▶ Exercise instructions
Which lines in the records below contain the word "zhaopin"? Copy each one out.

################

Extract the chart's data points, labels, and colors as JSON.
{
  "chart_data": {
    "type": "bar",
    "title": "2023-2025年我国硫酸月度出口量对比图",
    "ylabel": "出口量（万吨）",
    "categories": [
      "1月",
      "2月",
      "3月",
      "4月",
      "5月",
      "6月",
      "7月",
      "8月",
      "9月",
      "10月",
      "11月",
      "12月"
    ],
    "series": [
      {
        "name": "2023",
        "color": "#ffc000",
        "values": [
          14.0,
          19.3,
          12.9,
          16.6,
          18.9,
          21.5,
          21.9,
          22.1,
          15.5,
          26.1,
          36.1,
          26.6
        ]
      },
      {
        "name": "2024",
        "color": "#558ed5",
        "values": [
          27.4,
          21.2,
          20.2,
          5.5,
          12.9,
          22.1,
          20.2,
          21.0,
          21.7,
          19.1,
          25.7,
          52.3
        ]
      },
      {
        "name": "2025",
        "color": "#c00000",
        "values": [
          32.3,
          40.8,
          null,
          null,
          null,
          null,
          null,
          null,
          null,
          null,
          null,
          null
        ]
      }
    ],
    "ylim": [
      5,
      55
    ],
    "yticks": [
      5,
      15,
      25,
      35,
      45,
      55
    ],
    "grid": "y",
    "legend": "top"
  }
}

################

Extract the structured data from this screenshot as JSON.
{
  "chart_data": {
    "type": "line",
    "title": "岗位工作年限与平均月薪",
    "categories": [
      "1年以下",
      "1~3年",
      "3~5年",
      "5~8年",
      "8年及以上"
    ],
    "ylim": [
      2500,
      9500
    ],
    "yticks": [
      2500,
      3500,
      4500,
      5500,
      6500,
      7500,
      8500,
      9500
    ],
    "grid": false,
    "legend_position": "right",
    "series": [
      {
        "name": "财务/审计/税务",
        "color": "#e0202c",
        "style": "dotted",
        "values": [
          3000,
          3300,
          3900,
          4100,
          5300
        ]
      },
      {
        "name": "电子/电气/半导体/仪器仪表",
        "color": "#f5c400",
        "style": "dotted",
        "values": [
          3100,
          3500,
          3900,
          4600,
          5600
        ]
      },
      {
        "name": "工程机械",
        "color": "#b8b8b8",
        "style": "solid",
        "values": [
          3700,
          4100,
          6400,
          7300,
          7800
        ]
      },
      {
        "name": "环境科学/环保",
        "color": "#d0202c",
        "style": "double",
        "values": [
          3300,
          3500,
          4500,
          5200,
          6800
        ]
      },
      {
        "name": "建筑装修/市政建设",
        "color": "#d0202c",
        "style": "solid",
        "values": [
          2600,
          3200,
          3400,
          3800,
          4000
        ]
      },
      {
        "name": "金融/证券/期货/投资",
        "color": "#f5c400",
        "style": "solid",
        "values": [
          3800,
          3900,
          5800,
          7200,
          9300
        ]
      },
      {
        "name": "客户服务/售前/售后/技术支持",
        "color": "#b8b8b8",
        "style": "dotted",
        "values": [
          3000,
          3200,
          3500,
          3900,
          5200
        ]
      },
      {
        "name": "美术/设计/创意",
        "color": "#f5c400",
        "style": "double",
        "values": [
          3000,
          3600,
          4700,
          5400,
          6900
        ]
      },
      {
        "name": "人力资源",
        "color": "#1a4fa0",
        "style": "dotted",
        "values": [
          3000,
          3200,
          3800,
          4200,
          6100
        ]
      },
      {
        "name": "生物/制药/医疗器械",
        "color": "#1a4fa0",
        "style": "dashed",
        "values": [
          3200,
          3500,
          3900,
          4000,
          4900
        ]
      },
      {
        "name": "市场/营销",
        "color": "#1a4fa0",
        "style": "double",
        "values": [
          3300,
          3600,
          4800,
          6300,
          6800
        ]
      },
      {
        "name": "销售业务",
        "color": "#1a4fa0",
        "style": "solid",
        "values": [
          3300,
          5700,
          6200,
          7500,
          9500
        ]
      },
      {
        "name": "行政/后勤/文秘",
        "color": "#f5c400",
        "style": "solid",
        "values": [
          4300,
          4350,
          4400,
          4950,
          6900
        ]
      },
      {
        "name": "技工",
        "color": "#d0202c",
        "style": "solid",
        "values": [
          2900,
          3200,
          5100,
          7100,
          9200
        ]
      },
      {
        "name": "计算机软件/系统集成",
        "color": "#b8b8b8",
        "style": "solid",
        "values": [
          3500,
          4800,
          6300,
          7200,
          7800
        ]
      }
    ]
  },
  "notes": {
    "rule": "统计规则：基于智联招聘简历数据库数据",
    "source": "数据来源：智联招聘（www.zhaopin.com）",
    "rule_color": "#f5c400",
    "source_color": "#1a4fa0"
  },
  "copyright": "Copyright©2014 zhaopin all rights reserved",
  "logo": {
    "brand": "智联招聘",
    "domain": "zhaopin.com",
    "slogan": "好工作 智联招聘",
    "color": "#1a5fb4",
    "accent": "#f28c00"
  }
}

################

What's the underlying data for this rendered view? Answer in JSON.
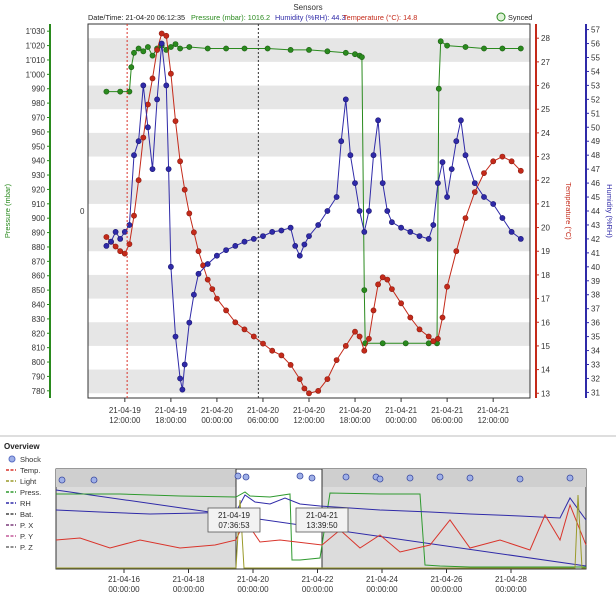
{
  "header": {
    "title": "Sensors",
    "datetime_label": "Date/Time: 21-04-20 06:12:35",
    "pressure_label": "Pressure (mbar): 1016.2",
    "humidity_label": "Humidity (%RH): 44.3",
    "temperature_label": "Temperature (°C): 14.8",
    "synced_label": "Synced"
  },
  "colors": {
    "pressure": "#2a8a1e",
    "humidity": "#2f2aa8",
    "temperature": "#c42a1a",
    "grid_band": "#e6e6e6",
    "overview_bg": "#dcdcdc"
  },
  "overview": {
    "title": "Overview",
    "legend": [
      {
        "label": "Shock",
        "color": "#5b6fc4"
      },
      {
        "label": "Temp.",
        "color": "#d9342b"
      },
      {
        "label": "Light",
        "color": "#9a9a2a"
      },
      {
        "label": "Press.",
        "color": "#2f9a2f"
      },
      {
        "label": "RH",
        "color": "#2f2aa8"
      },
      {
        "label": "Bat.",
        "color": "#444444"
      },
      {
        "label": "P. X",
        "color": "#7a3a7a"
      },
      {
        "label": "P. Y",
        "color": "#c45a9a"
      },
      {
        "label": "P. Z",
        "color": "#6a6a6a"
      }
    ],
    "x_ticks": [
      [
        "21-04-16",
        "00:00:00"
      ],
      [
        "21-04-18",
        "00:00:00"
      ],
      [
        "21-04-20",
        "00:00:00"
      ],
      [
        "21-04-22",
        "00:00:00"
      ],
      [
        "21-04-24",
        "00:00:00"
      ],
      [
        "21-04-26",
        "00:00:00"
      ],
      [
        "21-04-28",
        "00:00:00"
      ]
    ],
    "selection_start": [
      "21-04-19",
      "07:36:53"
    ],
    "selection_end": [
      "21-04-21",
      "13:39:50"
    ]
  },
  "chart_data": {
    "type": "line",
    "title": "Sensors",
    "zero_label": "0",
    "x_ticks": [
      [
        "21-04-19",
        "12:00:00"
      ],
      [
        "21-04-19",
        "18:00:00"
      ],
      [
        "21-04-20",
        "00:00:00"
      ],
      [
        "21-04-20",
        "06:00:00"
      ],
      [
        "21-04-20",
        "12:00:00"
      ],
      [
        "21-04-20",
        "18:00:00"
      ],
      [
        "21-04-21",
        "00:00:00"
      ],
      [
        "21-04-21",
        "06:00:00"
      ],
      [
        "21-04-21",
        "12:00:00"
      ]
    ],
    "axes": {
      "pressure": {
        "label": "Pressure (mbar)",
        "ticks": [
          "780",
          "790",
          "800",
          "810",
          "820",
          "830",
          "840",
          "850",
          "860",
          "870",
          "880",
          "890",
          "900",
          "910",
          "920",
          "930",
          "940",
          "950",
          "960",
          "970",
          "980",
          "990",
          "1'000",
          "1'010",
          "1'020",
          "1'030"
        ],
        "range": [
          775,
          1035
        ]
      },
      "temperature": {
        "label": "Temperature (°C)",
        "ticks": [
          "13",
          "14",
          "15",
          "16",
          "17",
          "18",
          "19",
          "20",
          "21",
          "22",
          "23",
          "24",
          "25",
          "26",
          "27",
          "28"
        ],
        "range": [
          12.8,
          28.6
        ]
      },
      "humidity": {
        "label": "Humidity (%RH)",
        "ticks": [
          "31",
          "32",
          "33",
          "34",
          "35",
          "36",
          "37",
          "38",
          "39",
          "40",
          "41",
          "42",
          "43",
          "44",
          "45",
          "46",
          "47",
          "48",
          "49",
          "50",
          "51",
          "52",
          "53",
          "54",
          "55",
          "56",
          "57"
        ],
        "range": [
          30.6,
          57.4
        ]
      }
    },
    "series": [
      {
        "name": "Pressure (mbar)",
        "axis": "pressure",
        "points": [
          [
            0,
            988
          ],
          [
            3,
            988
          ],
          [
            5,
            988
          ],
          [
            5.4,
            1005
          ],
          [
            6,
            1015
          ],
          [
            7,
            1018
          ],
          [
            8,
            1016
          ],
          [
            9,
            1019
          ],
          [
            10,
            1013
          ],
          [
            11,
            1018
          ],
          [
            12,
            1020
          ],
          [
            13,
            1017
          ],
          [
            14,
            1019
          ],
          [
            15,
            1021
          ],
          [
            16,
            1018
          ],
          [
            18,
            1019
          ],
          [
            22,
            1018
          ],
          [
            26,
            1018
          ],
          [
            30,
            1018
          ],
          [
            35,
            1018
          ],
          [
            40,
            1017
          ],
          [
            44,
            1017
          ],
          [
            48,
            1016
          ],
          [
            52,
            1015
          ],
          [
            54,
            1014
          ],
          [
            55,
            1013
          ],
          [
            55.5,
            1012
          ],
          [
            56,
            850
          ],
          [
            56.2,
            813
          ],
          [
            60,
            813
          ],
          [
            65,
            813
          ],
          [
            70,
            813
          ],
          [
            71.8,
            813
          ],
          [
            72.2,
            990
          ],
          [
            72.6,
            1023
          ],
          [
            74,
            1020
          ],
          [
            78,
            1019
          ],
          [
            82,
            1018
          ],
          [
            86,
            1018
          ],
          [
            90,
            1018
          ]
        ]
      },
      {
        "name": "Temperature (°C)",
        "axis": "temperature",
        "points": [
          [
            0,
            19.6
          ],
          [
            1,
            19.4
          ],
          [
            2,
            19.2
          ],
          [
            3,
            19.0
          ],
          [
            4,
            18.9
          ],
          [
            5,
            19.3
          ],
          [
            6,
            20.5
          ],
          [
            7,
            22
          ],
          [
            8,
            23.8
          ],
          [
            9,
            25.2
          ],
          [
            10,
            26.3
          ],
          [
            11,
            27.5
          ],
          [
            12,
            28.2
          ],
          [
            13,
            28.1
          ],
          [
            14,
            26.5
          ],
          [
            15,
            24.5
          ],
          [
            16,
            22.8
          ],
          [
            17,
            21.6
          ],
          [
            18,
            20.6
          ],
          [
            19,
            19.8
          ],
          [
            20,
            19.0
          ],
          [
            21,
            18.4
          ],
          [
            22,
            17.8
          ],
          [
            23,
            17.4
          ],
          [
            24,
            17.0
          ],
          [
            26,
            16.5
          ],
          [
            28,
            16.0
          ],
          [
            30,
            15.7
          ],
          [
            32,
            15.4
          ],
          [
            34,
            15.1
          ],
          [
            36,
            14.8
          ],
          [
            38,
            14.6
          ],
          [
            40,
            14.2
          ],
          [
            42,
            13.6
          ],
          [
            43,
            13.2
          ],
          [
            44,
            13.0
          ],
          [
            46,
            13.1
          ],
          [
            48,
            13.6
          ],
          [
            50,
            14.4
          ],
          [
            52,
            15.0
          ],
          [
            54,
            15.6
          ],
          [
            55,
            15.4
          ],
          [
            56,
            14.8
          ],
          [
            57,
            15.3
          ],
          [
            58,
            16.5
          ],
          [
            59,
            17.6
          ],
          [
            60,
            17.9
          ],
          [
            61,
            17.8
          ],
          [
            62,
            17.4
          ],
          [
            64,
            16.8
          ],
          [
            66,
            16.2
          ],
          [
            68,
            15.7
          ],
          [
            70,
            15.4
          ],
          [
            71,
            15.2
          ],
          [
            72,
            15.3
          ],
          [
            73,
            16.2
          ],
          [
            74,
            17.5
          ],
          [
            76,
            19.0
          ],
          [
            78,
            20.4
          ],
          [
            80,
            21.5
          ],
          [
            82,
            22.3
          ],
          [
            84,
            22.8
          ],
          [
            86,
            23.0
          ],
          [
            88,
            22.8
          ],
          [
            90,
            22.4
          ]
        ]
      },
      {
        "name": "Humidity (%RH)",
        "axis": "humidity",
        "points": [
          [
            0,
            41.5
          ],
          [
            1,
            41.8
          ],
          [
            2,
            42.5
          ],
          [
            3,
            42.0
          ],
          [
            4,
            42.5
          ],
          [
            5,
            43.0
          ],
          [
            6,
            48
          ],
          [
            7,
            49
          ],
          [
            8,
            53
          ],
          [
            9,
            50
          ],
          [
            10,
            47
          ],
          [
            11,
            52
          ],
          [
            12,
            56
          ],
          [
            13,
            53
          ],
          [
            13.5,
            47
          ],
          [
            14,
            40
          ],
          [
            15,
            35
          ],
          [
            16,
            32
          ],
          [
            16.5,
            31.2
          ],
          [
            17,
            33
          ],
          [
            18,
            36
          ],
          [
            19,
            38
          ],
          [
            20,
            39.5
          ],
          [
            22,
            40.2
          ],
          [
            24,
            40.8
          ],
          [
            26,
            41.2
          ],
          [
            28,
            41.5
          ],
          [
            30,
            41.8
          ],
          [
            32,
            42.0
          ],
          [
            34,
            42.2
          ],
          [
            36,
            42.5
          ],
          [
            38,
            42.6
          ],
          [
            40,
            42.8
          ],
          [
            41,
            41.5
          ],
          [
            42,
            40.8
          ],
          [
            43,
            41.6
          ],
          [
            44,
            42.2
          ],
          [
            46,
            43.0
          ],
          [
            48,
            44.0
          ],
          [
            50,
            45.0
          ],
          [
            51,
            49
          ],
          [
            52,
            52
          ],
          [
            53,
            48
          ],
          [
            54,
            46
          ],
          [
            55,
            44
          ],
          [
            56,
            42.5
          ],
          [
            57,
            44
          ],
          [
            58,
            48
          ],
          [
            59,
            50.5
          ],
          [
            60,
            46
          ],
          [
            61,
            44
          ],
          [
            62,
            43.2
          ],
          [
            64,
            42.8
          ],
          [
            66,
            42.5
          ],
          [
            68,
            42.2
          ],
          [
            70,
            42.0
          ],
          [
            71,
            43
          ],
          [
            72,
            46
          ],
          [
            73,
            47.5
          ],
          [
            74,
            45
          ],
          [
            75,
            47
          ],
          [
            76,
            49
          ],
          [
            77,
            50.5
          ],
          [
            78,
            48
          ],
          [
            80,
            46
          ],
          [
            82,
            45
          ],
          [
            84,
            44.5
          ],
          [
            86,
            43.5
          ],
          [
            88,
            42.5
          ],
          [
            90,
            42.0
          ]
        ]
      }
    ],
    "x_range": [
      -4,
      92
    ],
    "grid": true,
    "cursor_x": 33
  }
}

################

▶ Response to this task
    "source": "数据来源：智联招聘（www.zhaopin.com）",
  "copyright": "Copyright©2014 zhaopin all rights reserved",
    "domain": "zhaopin.com",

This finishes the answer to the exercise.